§ **Exercise aim**:
Gather up every line that includes the string "text".

[Records from a data source]
⟨

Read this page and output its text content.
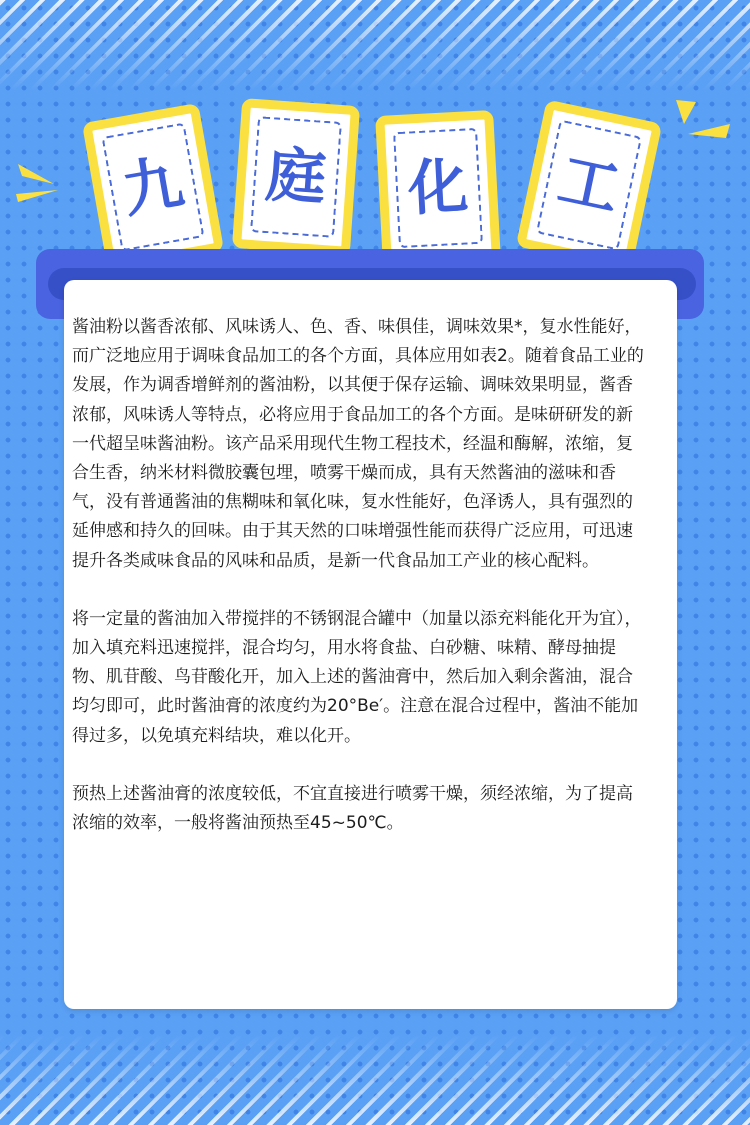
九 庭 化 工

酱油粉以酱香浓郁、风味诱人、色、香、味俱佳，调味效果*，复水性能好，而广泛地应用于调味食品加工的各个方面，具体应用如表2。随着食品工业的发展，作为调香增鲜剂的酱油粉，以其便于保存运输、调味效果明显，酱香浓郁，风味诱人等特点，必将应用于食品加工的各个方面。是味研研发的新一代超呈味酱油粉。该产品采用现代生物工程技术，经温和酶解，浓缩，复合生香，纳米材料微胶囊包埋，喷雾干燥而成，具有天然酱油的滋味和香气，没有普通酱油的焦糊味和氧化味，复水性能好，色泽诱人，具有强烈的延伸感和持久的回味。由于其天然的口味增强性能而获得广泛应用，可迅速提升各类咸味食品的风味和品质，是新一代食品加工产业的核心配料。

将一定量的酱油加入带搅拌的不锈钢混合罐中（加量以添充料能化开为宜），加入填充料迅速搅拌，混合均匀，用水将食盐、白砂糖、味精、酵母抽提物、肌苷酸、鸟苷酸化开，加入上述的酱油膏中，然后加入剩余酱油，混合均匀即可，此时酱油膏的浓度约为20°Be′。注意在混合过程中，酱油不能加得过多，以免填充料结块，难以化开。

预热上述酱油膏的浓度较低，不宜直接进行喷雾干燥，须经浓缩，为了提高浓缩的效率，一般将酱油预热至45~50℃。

⟩
⟨

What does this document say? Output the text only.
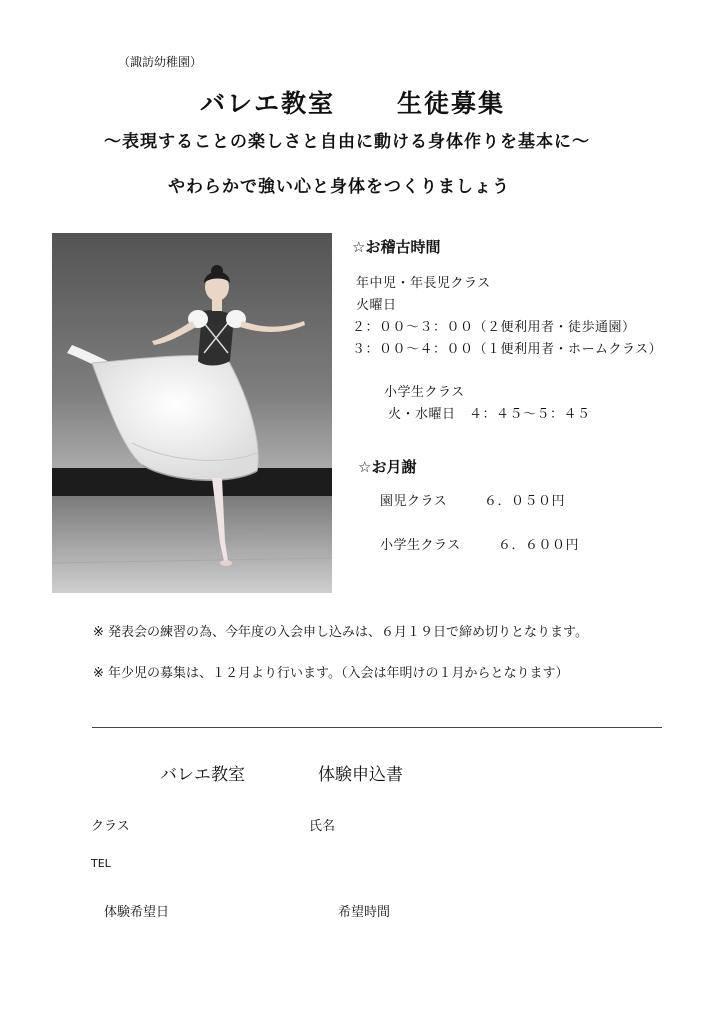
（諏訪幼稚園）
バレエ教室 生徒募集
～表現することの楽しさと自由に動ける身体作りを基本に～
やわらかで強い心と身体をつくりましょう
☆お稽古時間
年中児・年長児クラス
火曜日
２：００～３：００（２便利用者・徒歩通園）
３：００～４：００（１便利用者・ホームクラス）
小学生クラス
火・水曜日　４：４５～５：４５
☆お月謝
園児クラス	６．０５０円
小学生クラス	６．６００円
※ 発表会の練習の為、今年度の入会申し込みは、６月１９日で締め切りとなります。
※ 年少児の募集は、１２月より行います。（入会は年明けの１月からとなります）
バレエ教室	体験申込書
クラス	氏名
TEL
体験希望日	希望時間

⟩

§ **Written answer**:
Read this page and output its text content.
What does this document say? Output the text only.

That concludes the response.